Problem statement = In the entries below, find the lines that contain the word "meter" and copy them.

Data extracted from a collection =
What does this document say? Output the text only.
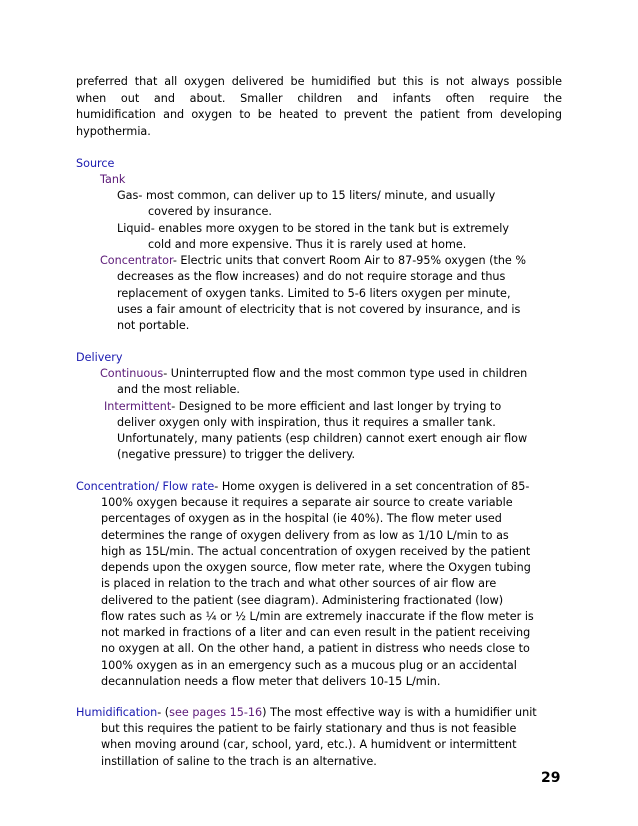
preferred that all oxygen delivered be humidified but this is not always possible
when out and about. Smaller children and infants often require the
humidification and oxygen to be heated to prevent the patient from developing
hypothermia.
Source
Tank
Gas- most common, can deliver up to 15 liters/ minute, and usually
covered by insurance.
Liquid- enables more oxygen to be stored in the tank but is extremely
cold and more expensive. Thus it is rarely used at home.
Concentrator- Electric units that convert Room Air to 87-95% oxygen (the %
decreases as the flow increases) and do not require storage and thus
replacement of oxygen tanks. Limited to 5-6 liters oxygen per minute,
uses a fair amount of electricity that is not covered by insurance, and is
not portable.
Delivery
Continuous- Uninterrupted flow and the most common type used in children
and the most reliable.
Intermittent- Designed to be more efficient and last longer by trying to
deliver oxygen only with inspiration, thus it requires a smaller tank.
Unfortunately, many patients (esp children) cannot exert enough air flow
(negative pressure) to trigger the delivery.
Concentration/ Flow rate- Home oxygen is delivered in a set concentration of 85-
100% oxygen because it requires a separate air source to create variable
percentages of oxygen as in the hospital (ie 40%). The flow meter used
determines the range of oxygen delivery from as low as 1/10 L/min to as
high as 15L/min. The actual concentration of oxygen received by the patient
depends upon the oxygen source, flow meter rate, where the Oxygen tubing
is placed in relation to the trach and what other sources of air flow are
delivered to the patient (see diagram). Administering fractionated (low)
flow rates such as ¼ or ½ L/min are extremely inaccurate if the flow meter is
not marked in fractions of a liter and can even result in the patient receiving
no oxygen at all. On the other hand, a patient in distress who needs close to
100% oxygen as in an emergency such as a mucous plug or an accidental
decannulation needs a flow meter that delivers 10-15 L/min.
Humidification- (see pages 15-16) The most effective way is with a humidifier unit
but this requires the patient to be fairly stationary and thus is not feasible
when moving around (car, school, yard, etc.). A humidvent or intermittent
instillation of saline to the trach is an alternative.
29
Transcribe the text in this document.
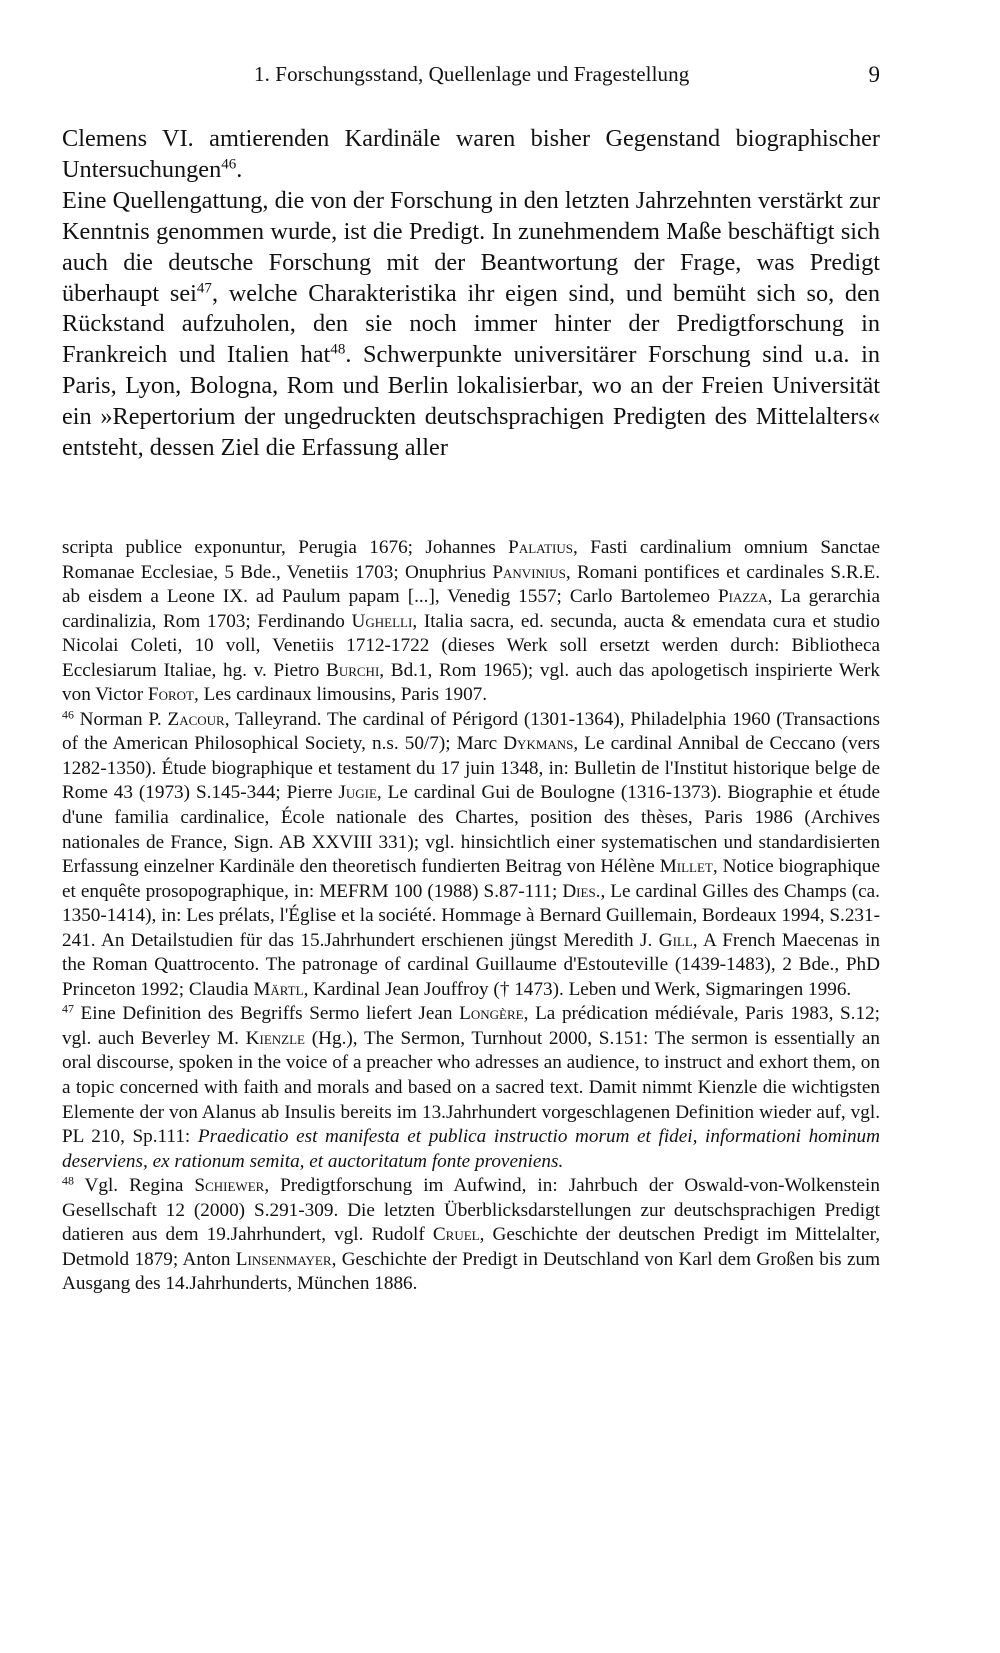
1. Forschungsstand, Quellenlage und Fragestellung	9

Clemens VI. amtierenden Kardinäle waren bisher Gegenstand biographischer Untersuchungen$^{46}$.

Eine Quellengattung, die von der Forschung in den letzten Jahrzehnten verstärkt zur Kenntnis genommen wurde, ist die Predigt. In zunehmendem Maße beschäftigt sich auch die deutsche Forschung mit der Beantwortung der Frage, was Predigt überhaupt sei$^{47}$, welche Charakteristika ihr eigen sind, und bemüht sich so, den Rückstand aufzuholen, den sie noch immer hinter der Predigtforschung in Frankreich und Italien hat$^{48}$. Schwerpunkte universitärer Forschung sind u.a. in Paris, Lyon, Bologna, Rom und Berlin lokalisierbar, wo an der Freien Universität ein »Repertorium der ungedruckten deutschsprachigen Predigten des Mittelalters« entsteht, dessen Ziel die Erfassung aller

scripta publice exponuntur, Perugia 1676; Johannes Palatius, Fasti cardinalium omnium Sanctae Romanae Ecclesiae, 5 Bde., Venetiis 1703; Onuphrius Panvinius, Romani pontifices et cardinales S.R.E. ab eisdem a Leone IX. ad Paulum papam [...], Venedig 1557; Carlo Bartolemeo Piazza, La gerarchia cardinalizia, Rom 1703; Ferdinando Ughelli, Italia sacra, ed. secunda, aucta & emendata cura et studio Nicolai Coleti, 10 voll, Venetiis 1712-1722 (dieses Werk soll ersetzt werden durch: Bibliotheca Ecclesiarum Italiae, hg. v. Pietro Burchi, Bd.1, Rom 1965); vgl. auch das apologetisch inspirierte Werk von Victor Forot, Les cardinaux limousins, Paris 1907.

$^{46}$ Norman P. Zacour, Talleyrand. The cardinal of Périgord (1301-1364), Philadelphia 1960 (Transactions of the American Philosophical Society, n.s. 50/7); Marc Dykmans, Le cardinal Annibal de Ceccano (vers 1282-1350). Étude biographique et testament du 17 juin 1348, in: Bulletin de l'Institut historique belge de Rome 43 (1973) S.145-344; Pierre Jugie, Le cardinal Gui de Boulogne (1316-1373). Biographie et étude d'une familia cardinalice, École nationale des Chartes, position des thèses, Paris 1986 (Archives nationales de France, Sign. AB XXVIII 331); vgl. hinsichtlich einer systematischen und standardisierten Erfassung einzelner Kardinäle den theoretisch fundierten Beitrag von Hélène Millet, Notice biographique et enquête prosopographique, in: MEFRM 100 (1988) S.87-111; Dies., Le cardinal Gilles des Champs (ca. 1350-1414), in: Les prélats, l'Église et la société. Hommage à Bernard Guillemain, Bordeaux 1994, S.231-241. An Detailstudien für das 15.Jahrhundert erschienen jüngst Meredith J. Gill, A French Maecenas in the Roman Quattrocento. The patronage of cardinal Guillaume d'Estouteville (1439-1483), 2 Bde., PhD Princeton 1992; Claudia Märtl, Kardinal Jean Jouffroy († 1473). Leben und Werk, Sigmaringen 1996.

$^{47}$ Eine Definition des Begriffs Sermo liefert Jean Longère, La prédication médiévale, Paris 1983, S.12; vgl. auch Beverley M. Kienzle (Hg.), The Sermon, Turnhout 2000, S.151: The sermon is essentially an oral discourse, spoken in the voice of a preacher who adresses an audience, to instruct and exhort them, on a topic concerned with faith and morals and based on a sacred text. Damit nimmt Kienzle die wichtigsten Elemente der von Alanus ab Insulis bereits im 13.Jahrhundert vorgeschlagenen Definition wieder auf, vgl. PL 210, Sp.111: Praedicatio est manifesta et publica instructio morum et fidei, informationi hominum deserviens, ex rationum semita, et auctoritatum fonte proveniens.

$^{48}$ Vgl. Regina Schiewer, Predigtforschung im Aufwind, in: Jahrbuch der Oswald-von-Wolkenstein Gesellschaft 12 (2000) S.291-309. Die letzten Überblicksdarstellungen zur deutschsprachigen Predigt datieren aus dem 19.Jahrhundert, vgl. Rudolf Cruel, Geschichte der deutschen Predigt im Mittelalter, Detmold 1879; Anton Linsenmayer, Geschichte der Predigt in Deutschland von Karl dem Großen bis zum Ausgang des 14.Jahrhunderts, München 1886.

Response to the task =
percentages of oxygen as in the hospital (ie 40%). The flow meter used
depends upon the oxygen source, flow meter rate, where the Oxygen tubing
flow rates such as ¼ or ½ L/min are extremely inaccurate if the flow meter is
decannulation needs a flow meter that delivers 10-15 L/min.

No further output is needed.